PROBLEM TO SOLVE — Only a number is required: how many lines of the material contain the word "Class"?

((

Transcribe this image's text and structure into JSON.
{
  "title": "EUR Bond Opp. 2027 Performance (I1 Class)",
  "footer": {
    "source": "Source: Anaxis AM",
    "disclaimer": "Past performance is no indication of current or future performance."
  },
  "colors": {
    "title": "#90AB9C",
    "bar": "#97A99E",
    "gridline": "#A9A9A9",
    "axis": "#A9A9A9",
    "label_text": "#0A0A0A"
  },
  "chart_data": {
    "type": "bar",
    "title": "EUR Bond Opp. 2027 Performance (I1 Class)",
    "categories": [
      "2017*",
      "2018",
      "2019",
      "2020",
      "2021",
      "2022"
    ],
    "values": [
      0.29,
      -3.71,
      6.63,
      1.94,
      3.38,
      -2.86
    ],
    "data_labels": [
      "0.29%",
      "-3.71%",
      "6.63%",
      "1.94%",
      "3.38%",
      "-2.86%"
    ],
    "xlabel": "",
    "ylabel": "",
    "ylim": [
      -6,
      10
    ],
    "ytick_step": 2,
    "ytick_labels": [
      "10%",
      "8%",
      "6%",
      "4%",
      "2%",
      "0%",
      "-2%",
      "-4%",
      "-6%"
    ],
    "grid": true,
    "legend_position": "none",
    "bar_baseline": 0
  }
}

))

EXERCISE RESPONSE — 2